### THE REQUEST
Write out all of the records precisely. Skip anything that is a picture.

### TASK INPUTS
┏━━

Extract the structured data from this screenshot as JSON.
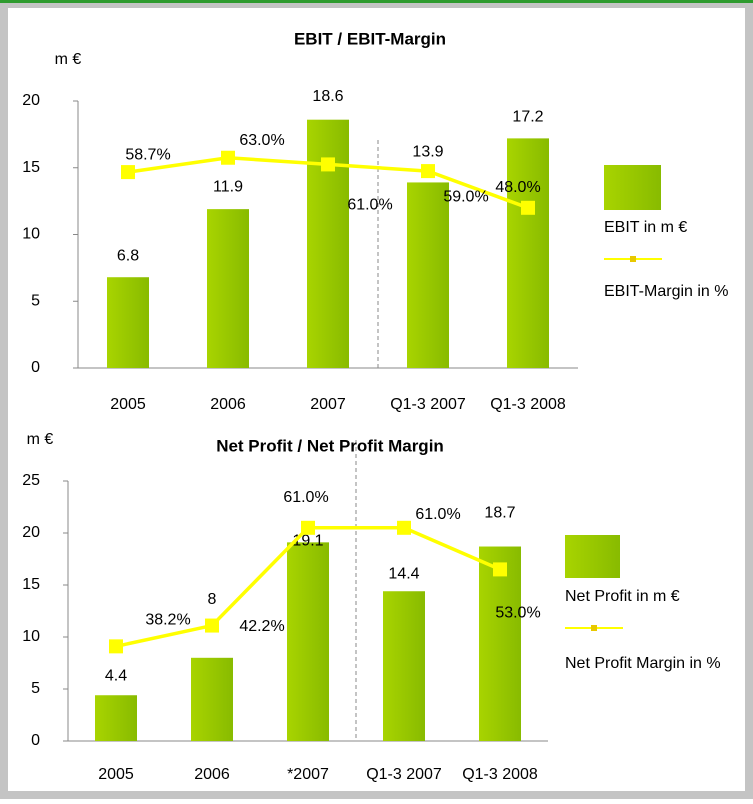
{
  "chart_data": [
    {
      "type": "bar",
      "title": "EBIT / EBIT-Margin",
      "y_unit": "m €",
      "categories": [
        "2005",
        "2006",
        "2007",
        "Q1-3 2007",
        "Q1-3 2008"
      ],
      "ylim": [
        0,
        20
      ],
      "yticks": [
        0,
        5,
        10,
        15,
        20
      ],
      "y2lim": [
        0,
        80
      ],
      "grid": false,
      "series": [
        {
          "name": "EBIT in m €",
          "type": "bar",
          "color": "#99cc00",
          "values": [
            6.8,
            11.9,
            18.6,
            13.9,
            17.2
          ]
        },
        {
          "name": "EBIT-Margin in %",
          "type": "line",
          "axis": "y2",
          "color": "#ffff00",
          "values": [
            58.7,
            63.0,
            61.0,
            59.0,
            48.0
          ],
          "value_labels": [
            "58.7%",
            "63.0%",
            "61.0%",
            "59.0%",
            "48.0%"
          ]
        }
      ]
    },
    {
      "type": "bar",
      "title": "Net Profit / Net Profit Margin",
      "y_unit": "m €",
      "categories": [
        "2005",
        "2006",
        "*2007",
        "Q1-3 2007",
        "Q1-3 2008"
      ],
      "ylim": [
        0,
        25
      ],
      "yticks": [
        0,
        5,
        10,
        15,
        20,
        25
      ],
      "y2lim": [
        20,
        70
      ],
      "grid": false,
      "series": [
        {
          "name": "Net Profit in m €",
          "type": "bar",
          "color": "#99cc00",
          "values": [
            4.4,
            8,
            19.1,
            14.4,
            18.7
          ]
        },
        {
          "name": "Net Profit Margin in %",
          "type": "line",
          "axis": "y2",
          "color": "#ffff00",
          "values": [
            38.2,
            42.2,
            61.0,
            61.0,
            53.0
          ],
          "value_labels": [
            "38.2%",
            "42.2%",
            "61.0%",
            "61.0%",
            "53.0%"
          ]
        }
      ]
    }
  ]
}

┗━━

### RESULT OF THIS TASK
Extract the structured data from this screenshot as JSON.
{
  "chart_data": [
    {
      "type": "bar",
      "title": "EBIT / EBIT-Margin",
      "y_unit": "m €",
      "categories": [
        "2005",
        "2006",
        "2007",
        "Q1-3 2007",
        "Q1-3 2008"
      ],
      "ylim": [
        0,
        20
      ],
      "yticks": [
        0,
        5,
        10,
        15,
        20
      ],
      "y2lim": [
        0,
        80
      ],
      "grid": false,
      "series": [
        {
          "name": "EBIT in m €",
          "type": "bar",
          "color": "#99cc00",
          "values": [
            6.8,
            11.9,
            18.6,
            13.9,
            17.2
          ]
        },
        {
          "name": "EBIT-Margin in %",
          "type": "line",
          "axis": "y2",
          "color": "#ffff00",
          "values": [
            58.7,
            63.0,
            61.0,
            59.0,
            48.0
          ],
          "value_labels": [
            "58.7%",
            "63.0%",
            "61.0%",
            "59.0%",
            "48.0%"
          ]
        }
      ]
    },
    {
      "type": "bar",
      "title": "Net Profit / Net Profit Margin",
      "y_unit": "m €",
      "categories": [
        "2005",
        "2006",
        "*2007",
        "Q1-3 2007",
        "Q1-3 2008"
      ],
      "ylim": [
        0,
        25
      ],
      "yticks": [
        0,
        5,
        10,
        15,
        20,
        25
      ],
      "y2lim": [
        20,
        70
      ],
      "grid": false,
      "series": [
        {
          "name": "Net Profit in m €",
          "type": "bar",
          "color": "#99cc00",
          "values": [
            4.4,
            8,
            19.1,
            14.4,
            18.7
          ]
        },
        {
          "name": "Net Profit Margin in %",
          "type": "line",
          "axis": "y2",
          "color": "#ffff00",
          "values": [
            38.2,
            42.2,
            61.0,
            61.0,
            53.0
          ],
          "value_labels": [
            "38.2%",
            "42.2%",
            "61.0%",
            "61.0%",
            "53.0%"
          ]
        }
      ]
    }
  ]
}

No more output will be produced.